_Exercise objective_: Retype the records below word for word and omit any image.

_Dataset content_:
════════════════
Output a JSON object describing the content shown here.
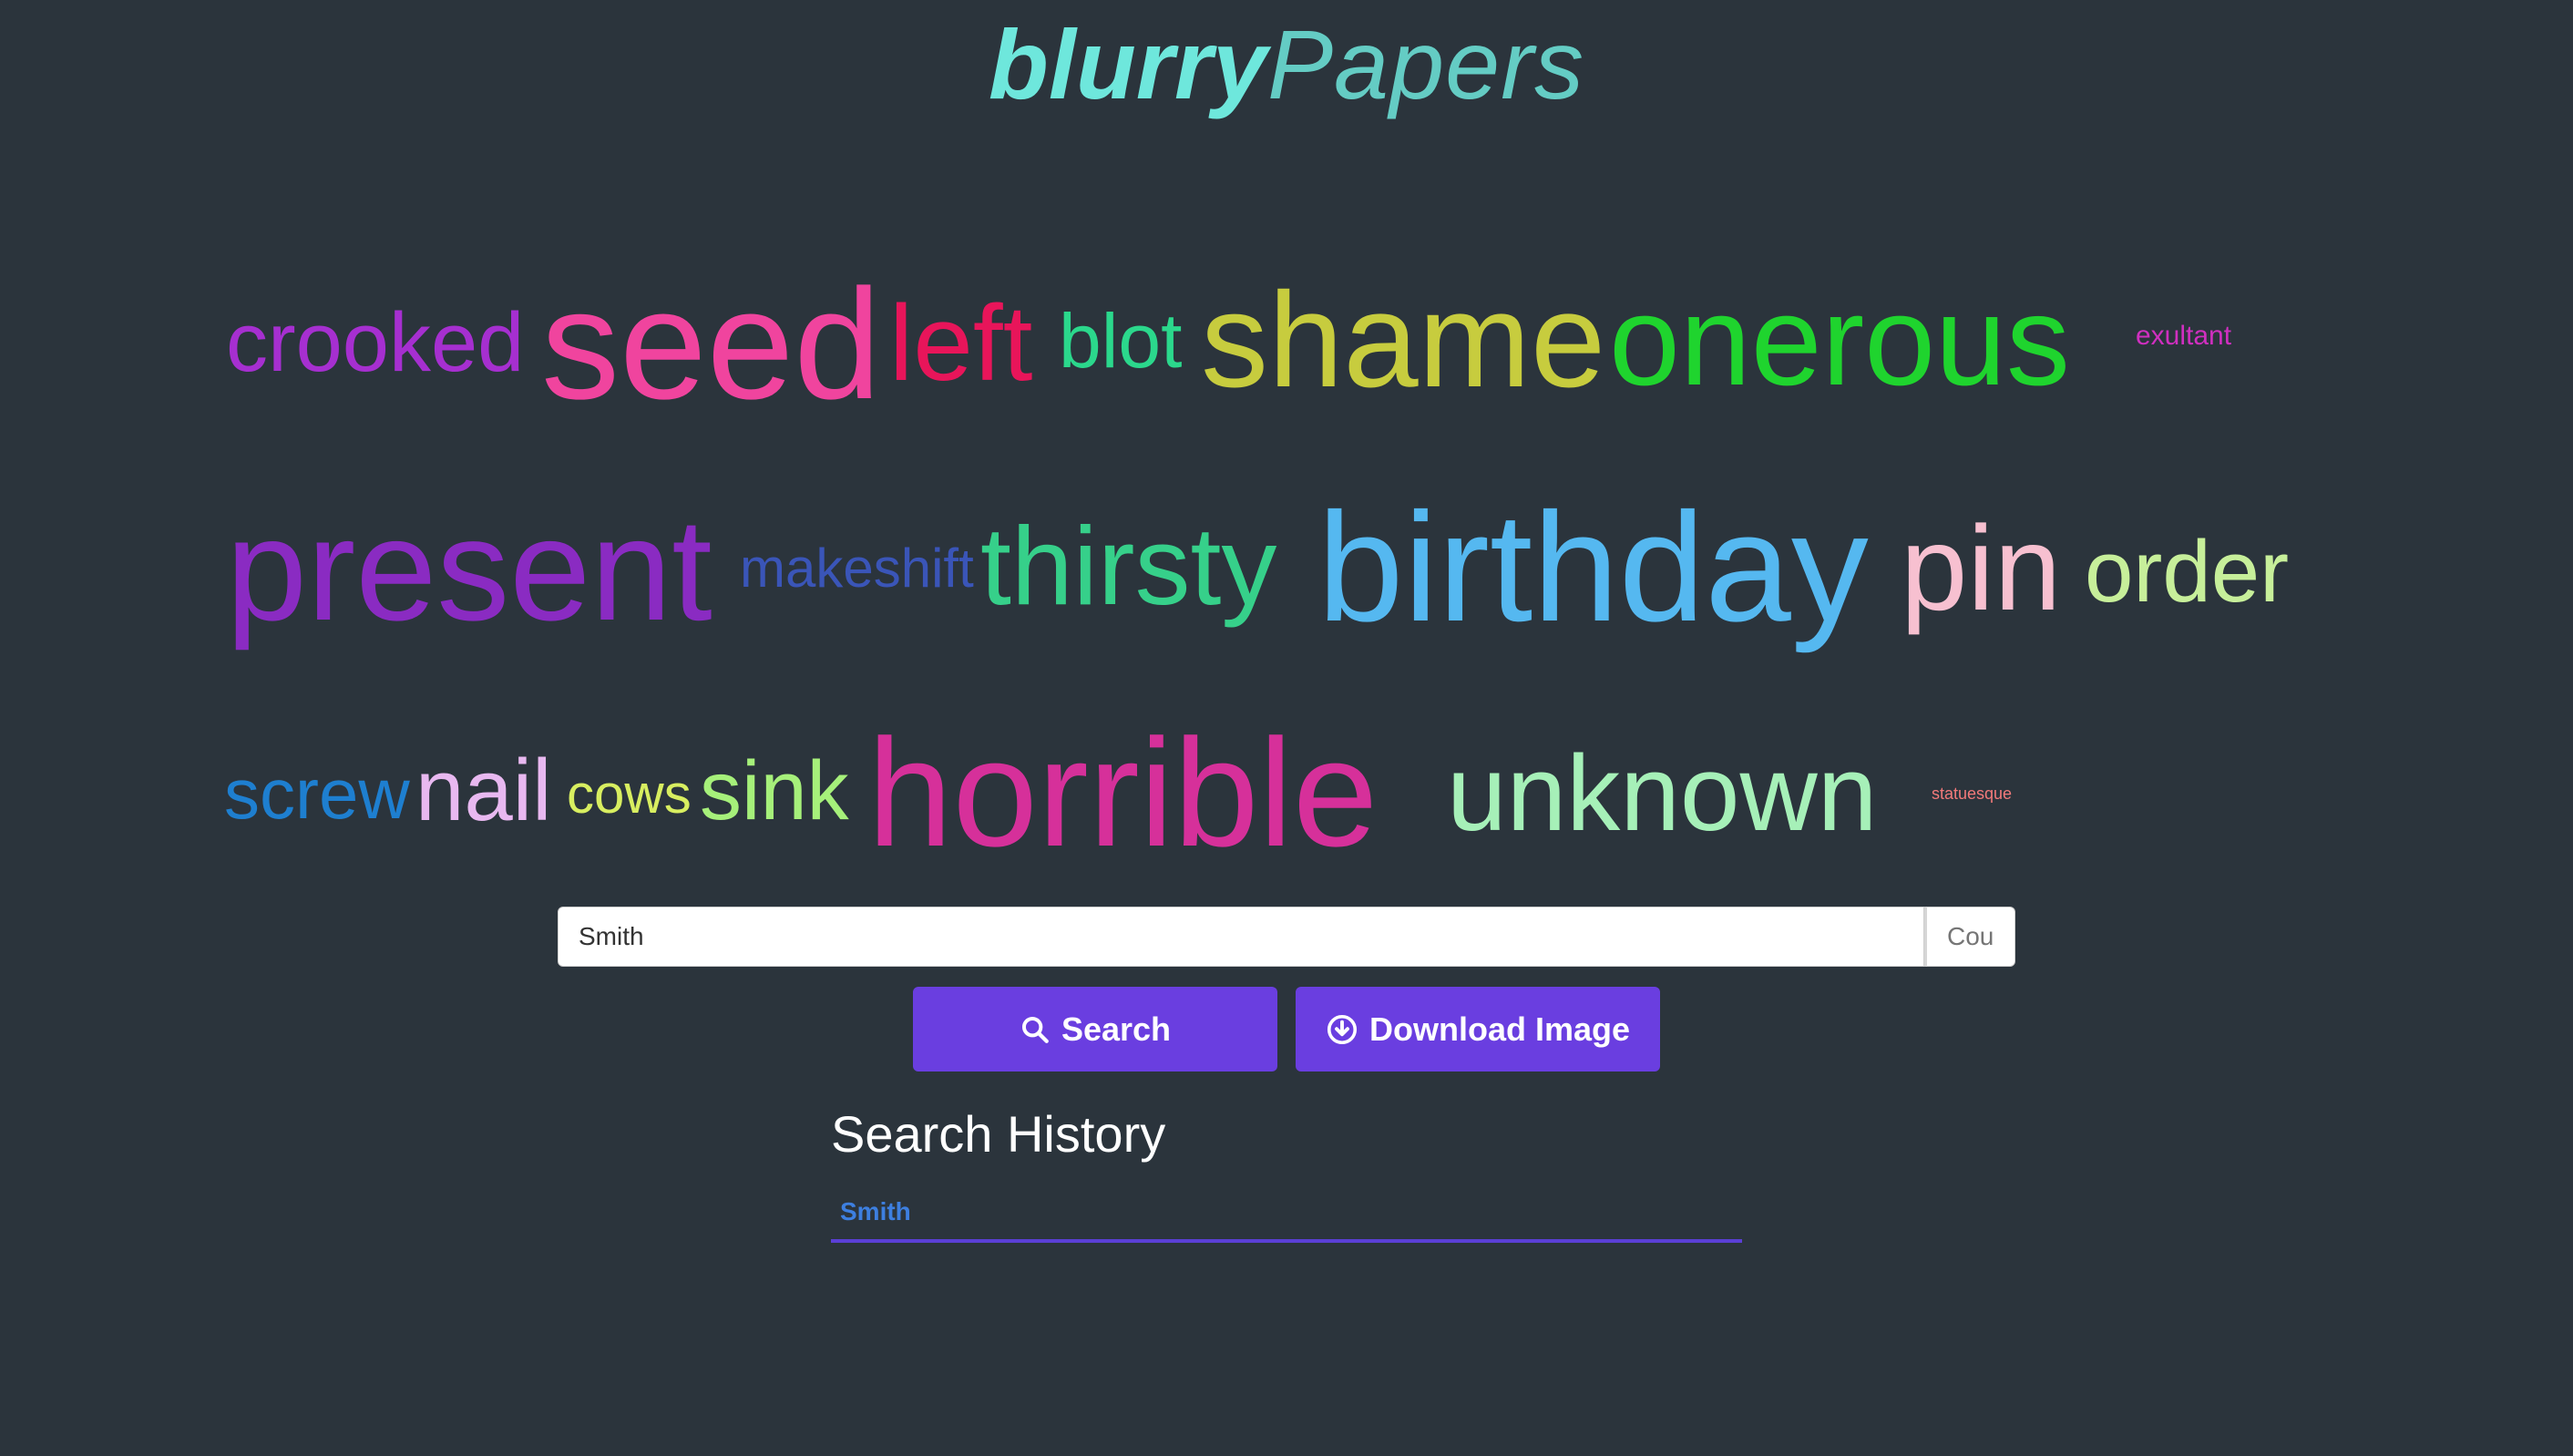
{
  "logo": {
    "bold": "blurry",
    "thin": "Papers"
  },
  "word_cloud": {
    "words": [
      {
        "text": "crooked",
        "color": "#a62fd0"
      },
      {
        "text": "seed",
        "color": "#f0449e"
      },
      {
        "text": "left",
        "color": "#e8155a"
      },
      {
        "text": "blot",
        "color": "#2bd88c"
      },
      {
        "text": "shame",
        "color": "#c7cc3e"
      },
      {
        "text": "onerous",
        "color": "#1fd42e"
      },
      {
        "text": "exultant",
        "color": "#d02fc0"
      },
      {
        "text": "present",
        "color": "#8a2bc2"
      },
      {
        "text": "makeshift",
        "color": "#3a55b8"
      },
      {
        "text": "thirsty",
        "color": "#36d08a"
      },
      {
        "text": "birthday",
        "color": "#55b8f0"
      },
      {
        "text": "pin",
        "color": "#f7c0d0"
      },
      {
        "text": "order",
        "color": "#c7ef9a"
      },
      {
        "text": "screw",
        "color": "#1e7fd0"
      },
      {
        "text": "nail",
        "color": "#e8b8f0"
      },
      {
        "text": "cows",
        "color": "#d8ee60"
      },
      {
        "text": "sink",
        "color": "#a6f07a"
      },
      {
        "text": "horrible",
        "color": "#d6309a"
      },
      {
        "text": "unknown",
        "color": "#a6f0b8"
      },
      {
        "text": "statuesque",
        "color": "#f27a7a"
      }
    ]
  },
  "search": {
    "query_value": "Smith",
    "count_placeholder": "Cou"
  },
  "buttons": {
    "search_label": "Search",
    "download_label": "Download Image"
  },
  "history": {
    "title": "Search History",
    "items": [
      "Smith"
    ]
  },
  "colors": {
    "background": "#2b343c",
    "accent": "#6a3ee0",
    "logo": "#6ee7dc"
  }
}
════════════════
_Output below_:
Output a JSON object describing the content shown here.
{
  "logo": {
    "bold": "blurry",
    "thin": "Papers"
  },
  "word_cloud": {
    "words": [
      {
        "text": "crooked",
        "color": "#a62fd0"
      },
      {
        "text": "seed",
        "color": "#f0449e"
      },
      {
        "text": "left",
        "color": "#e8155a"
      },
      {
        "text": "blot",
        "color": "#2bd88c"
      },
      {
        "text": "shame",
        "color": "#c7cc3e"
      },
      {
        "text": "onerous",
        "color": "#1fd42e"
      },
      {
        "text": "exultant",
        "color": "#d02fc0"
      },
      {
        "text": "present",
        "color": "#8a2bc2"
      },
      {
        "text": "makeshift",
        "color": "#3a55b8"
      },
      {
        "text": "thirsty",
        "color": "#36d08a"
      },
      {
        "text": "birthday",
        "color": "#55b8f0"
      },
      {
        "text": "pin",
        "color": "#f7c0d0"
      },
      {
        "text": "order",
        "color": "#c7ef9a"
      },
      {
        "text": "screw",
        "color": "#1e7fd0"
      },
      {
        "text": "nail",
        "color": "#e8b8f0"
      },
      {
        "text": "cows",
        "color": "#d8ee60"
      },
      {
        "text": "sink",
        "color": "#a6f07a"
      },
      {
        "text": "horrible",
        "color": "#d6309a"
      },
      {
        "text": "unknown",
        "color": "#a6f0b8"
      },
      {
        "text": "statuesque",
        "color": "#f27a7a"
      }
    ]
  },
  "search": {
    "query_value": "Smith",
    "count_placeholder": "Cou"
  },
  "buttons": {
    "search_label": "Search",
    "download_label": "Download Image"
  },
  "history": {
    "title": "Search History",
    "items": [
      "Smith"
    ]
  },
  "colors": {
    "background": "#2b343c",
    "accent": "#6a3ee0",
    "logo": "#6ee7dc"
  }
}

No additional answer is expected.